SET OF TASKS:
**1)** In the blog post about the family's Christmas, why did the glass bunny end up smashed on the floor? Answer in one to three sentences.
**2)** From the blog post about the family's Christmas, quote the part that begins at the words "The craving of" and ends after the words "Crush • artist: R.E.M.".
**3)** Write what comes next in the blog post about the family's Christmas, picking up after its final sentence.

PASSAGE SHOWN:
So I thought I might suggest to C that Santa isn't solely responsible for every present under the Christmas tree.
I posed this question: "Who else who loves you might bring you presents on Christmas?"
"God?"
"Anybody else?"
"Nana and Papa?"
"Anybody else?"
"Grandma and Opa?"
"Anybody else?"
There was a long pause and a blank stare.
"How about Mommy and Daddy?" I offered.
"Oh." he said flatly.
It's not that I mind taking a back seat to God and my parents but, heck, I wasn't even going to make the list. I suppose that's what I get for not buying him anything the other 364 days of the year.

song: Who Loves You • artist: Frankie Valli & The Four seasons

Tuesday, December 18, 2007

Orange Crush

The comment I'm hearing most often these days is, "you're not as big as I thought you'd be."
What does that mean? That they were expecting a duplex and I'm only as big as a single-family home? I don't know for sure but I expect it's a close to a compliment as I'll be getting for some time.
The craving of the month has been clementines. I like to eat three or four of them at once. At least the twins won't have scurvy.

song: Orange Crush • artist: R.E.M.

Monday, December 17, 2007

The Twelve Pains of Christmas

I was reaching to hang an ornament on an upper branch of the Christmas tree when my protruding stomach knocked a glass bunny off the tree. It smashed on the floor. Damn twins - breaking ornaments already.
C has decided to ask Santa for a "box of magic" so he can "fly around." I suggested that Santa might not be able to swing that but he insisted that "Santa can do anything." It would be a lot easier if he just wanted an Xbox.

DATA PROVIDED:
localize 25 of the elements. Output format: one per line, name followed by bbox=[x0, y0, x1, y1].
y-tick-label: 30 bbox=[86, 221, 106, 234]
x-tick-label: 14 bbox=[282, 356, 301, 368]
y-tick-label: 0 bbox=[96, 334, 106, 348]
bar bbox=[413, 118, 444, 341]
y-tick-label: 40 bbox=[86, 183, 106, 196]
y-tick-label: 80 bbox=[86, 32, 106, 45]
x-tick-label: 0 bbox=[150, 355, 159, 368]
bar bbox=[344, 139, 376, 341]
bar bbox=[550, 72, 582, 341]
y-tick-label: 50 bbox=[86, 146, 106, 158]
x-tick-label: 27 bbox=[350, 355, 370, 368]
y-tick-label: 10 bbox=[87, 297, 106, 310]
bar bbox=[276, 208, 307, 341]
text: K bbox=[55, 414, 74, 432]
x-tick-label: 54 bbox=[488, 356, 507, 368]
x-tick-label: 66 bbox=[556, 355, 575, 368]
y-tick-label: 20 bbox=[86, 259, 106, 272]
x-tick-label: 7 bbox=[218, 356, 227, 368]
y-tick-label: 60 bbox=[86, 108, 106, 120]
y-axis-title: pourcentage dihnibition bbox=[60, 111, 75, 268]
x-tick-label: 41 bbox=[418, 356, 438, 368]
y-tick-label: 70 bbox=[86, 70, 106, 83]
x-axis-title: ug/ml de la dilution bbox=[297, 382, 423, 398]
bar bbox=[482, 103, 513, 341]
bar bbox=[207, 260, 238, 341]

OUTPUTS BY TASK:
**1)** The writer was reaching to hang an ornament on an upper branch of the Christmas tree, and the writer's protruding stomach knocked the glass bunny off the tree. It fell and smashed on the floor.

**2)**
The craving of the month has been clementines. I like to eat three or four of them at once. At least the twins won't have scurvy.

song: Orange Crush • artist: R.E.M.

**3)**
On the way home from the office Sunday night I heard a version of "Santa Claus is Coming to Town" on WHJY. It sounded like AC/DC or some other heavy-metal band's interpretation of this classic. It was scary sounding. The underlying message seemed to be that you'd better lock all the doors and arm yourself with a baseball bat because "Santa Claus is coming to town" and boy is he freakin' pissed!

song: The Twelve Pains of Christmas • artist: Bob Rivers

Sunday, December 16, 2007

Substitute

You know how in the comic strip "Family Circus," Bil Keane will occasionally use little Billy as a substitute cartoonist? Billy will make observations like, "sometimes daddy calls mommy his dear," which will be followed by a child-like drawing of a deer wearing pearls and high heels. Well frankly I find the Family Circus characters too saccharine for my tastes. Nothing bad every happens to those kids. I prefer "For Better or For Worse" where at least the kids grow up and once they had to deal with the dog dying.
Anyway, I'm taking a cue from Mr. Keane and giving myself today off. I leave you instead with a story from C.
Once I went to the cranberry bog but there was no one to see except too many frogs. But I went home and I thought no one would see me but I was wrong. That night I woke up and I heard something outside and there was a huge scary monster outside. I saw it and I closed the door and locked it. Then there was a big storm! And the storm blew the house down! It was rumbling and rumbling and then there was a big bang! The house hit a rock and I was scared. I said, "I hope this storm will stop soon."

song: Substitute • artist: The Who

Thursday, December 13, 2007

christmas couplet #2

When decorating the Christmas tree,
Children hang ornaments indiscriminately.

Wednesday, December 12, 2007

I'll Fly Away

On Tuesday night we decorated the Christmas tree. I think that next year we should skip the tree, hew down one big branch, and prop it up in the living room. The kids hang every ornament on the same branch anyway, why confuse them with a whole tree?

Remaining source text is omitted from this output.